Saved entries
============

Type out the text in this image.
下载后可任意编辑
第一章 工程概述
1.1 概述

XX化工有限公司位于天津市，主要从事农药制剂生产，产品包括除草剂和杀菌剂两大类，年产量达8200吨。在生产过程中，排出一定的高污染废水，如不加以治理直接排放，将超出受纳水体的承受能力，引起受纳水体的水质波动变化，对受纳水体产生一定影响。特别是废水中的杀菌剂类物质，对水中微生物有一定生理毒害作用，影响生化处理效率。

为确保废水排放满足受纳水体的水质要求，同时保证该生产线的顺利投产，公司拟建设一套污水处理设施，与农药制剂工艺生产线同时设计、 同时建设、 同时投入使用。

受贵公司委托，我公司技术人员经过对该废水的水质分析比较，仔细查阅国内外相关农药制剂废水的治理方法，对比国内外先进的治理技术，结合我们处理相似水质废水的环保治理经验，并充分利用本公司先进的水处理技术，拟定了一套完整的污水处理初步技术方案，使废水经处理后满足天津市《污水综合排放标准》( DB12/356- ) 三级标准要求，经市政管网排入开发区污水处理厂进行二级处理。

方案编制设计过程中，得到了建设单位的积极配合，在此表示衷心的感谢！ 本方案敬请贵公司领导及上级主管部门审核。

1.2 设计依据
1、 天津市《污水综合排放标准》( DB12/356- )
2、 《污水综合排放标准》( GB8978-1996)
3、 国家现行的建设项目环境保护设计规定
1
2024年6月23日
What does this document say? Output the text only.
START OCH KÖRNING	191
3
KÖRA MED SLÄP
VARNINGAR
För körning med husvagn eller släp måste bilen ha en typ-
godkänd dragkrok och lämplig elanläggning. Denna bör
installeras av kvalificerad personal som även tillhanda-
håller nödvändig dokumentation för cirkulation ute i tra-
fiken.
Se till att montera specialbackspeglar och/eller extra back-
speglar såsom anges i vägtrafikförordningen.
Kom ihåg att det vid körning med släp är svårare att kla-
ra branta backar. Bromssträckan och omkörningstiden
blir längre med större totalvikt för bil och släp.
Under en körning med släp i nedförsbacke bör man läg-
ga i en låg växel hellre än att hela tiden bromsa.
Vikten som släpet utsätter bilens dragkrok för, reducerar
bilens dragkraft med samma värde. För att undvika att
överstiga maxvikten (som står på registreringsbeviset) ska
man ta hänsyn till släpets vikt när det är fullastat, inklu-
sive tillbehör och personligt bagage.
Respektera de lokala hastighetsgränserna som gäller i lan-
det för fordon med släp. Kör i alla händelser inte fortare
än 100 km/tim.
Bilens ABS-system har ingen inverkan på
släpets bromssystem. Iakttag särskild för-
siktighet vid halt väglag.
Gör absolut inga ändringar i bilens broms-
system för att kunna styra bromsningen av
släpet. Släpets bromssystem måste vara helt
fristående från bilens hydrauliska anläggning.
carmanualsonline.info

============

What you are asked to do
Using the records above, copy every line that has the word "this" in it.

Written solution
Type out the text in this image.
What does this document say? Output the text only.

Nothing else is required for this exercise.